--- Begin Data excerpts ---
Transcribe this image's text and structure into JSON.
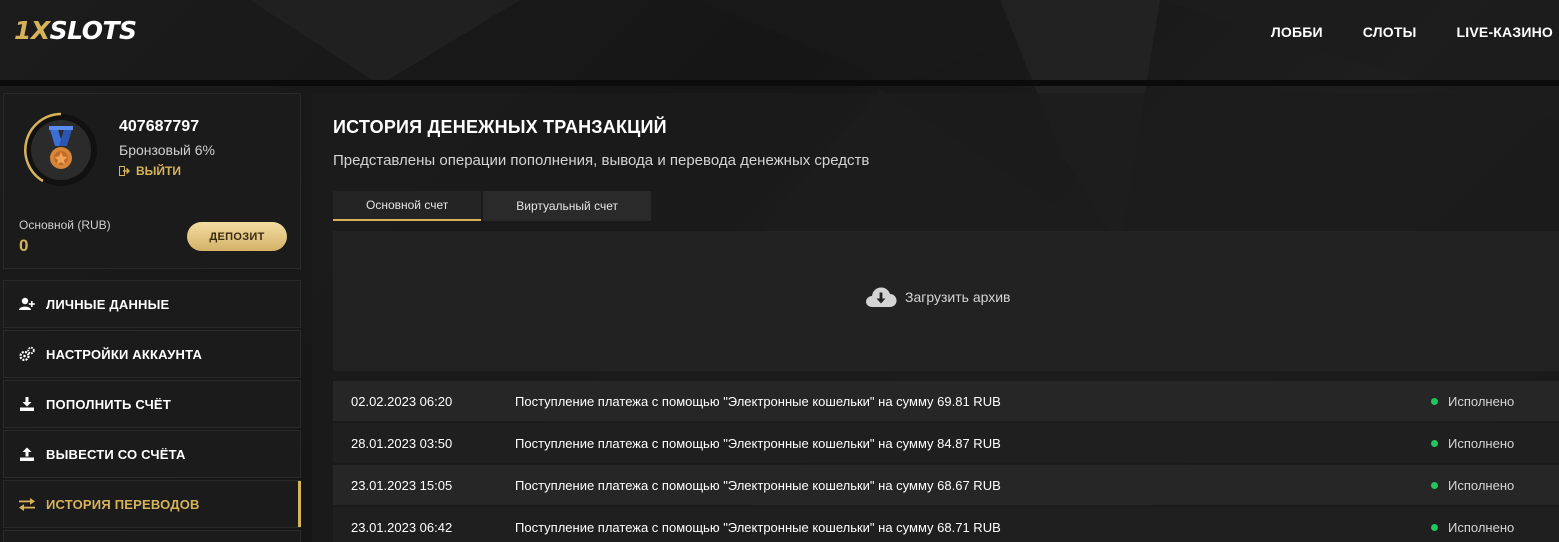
{
  "header": {
    "logo_part1": "1X",
    "logo_part2": "SLOTS",
    "nav": [
      "ЛОББИ",
      "СЛОТЫ",
      "LIVE-КАЗИНО"
    ]
  },
  "profile": {
    "user_id": "407687797",
    "level": "Бронзовый 6%",
    "logout_label": "ВЫЙТИ",
    "balance_label": "Основной (RUB)",
    "balance_value": "0",
    "deposit_label": "ДЕПОЗИТ"
  },
  "menu": [
    {
      "label": "ЛИЧНЫЕ ДАННЫЕ",
      "icon": "user-plus-icon"
    },
    {
      "label": "НАСТРОЙКИ АККАУНТА",
      "icon": "gears-icon"
    },
    {
      "label": "ПОПОЛНИТЬ СЧЁТ",
      "icon": "download-icon"
    },
    {
      "label": "ВЫВЕСТИ СО СЧЁТА",
      "icon": "upload-icon"
    },
    {
      "label": "ИСТОРИЯ ПЕРЕВОДОВ",
      "icon": "transfer-arrows-icon",
      "active": true
    }
  ],
  "main": {
    "title": "ИСТОРИЯ ДЕНЕЖНЫХ ТРАНЗАКЦИЙ",
    "subtitle": "Представлены операции пополнения, вывода и перевода денежных средств",
    "tabs": [
      "Основной счет",
      "Виртуальный счет"
    ],
    "archive_label": "Загрузить архив",
    "transactions": [
      {
        "date": "02.02.2023 06:20",
        "description": "Поступление платежа с помощью \"Электронные кошельки\" на сумму 69.81 RUB",
        "status": "Исполнено"
      },
      {
        "date": "28.01.2023 03:50",
        "description": "Поступление платежа с помощью \"Электронные кошельки\" на сумму 84.87 RUB",
        "status": "Исполнено"
      },
      {
        "date": "23.01.2023 15:05",
        "description": "Поступление платежа с помощью \"Электронные кошельки\" на сумму 68.67 RUB",
        "status": "Исполнено"
      },
      {
        "date": "23.01.2023 06:42",
        "description": "Поступление платежа с помощью \"Электронные кошельки\" на сумму 68.71 RUB",
        "status": "Исполнено"
      }
    ]
  },
  "colors": {
    "accent": "#d6b25a",
    "status_ok": "#22c55e"
  }
}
--- End Data excerpts ---
* Task statement
For each line above that contains the word "date", copy that line.

* Exercise output
        "date": "02.02.2023 06:20",
        "date": "28.01.2023 03:50",
        "date": "23.01.2023 15:05",
        "date": "23.01.2023 06:42",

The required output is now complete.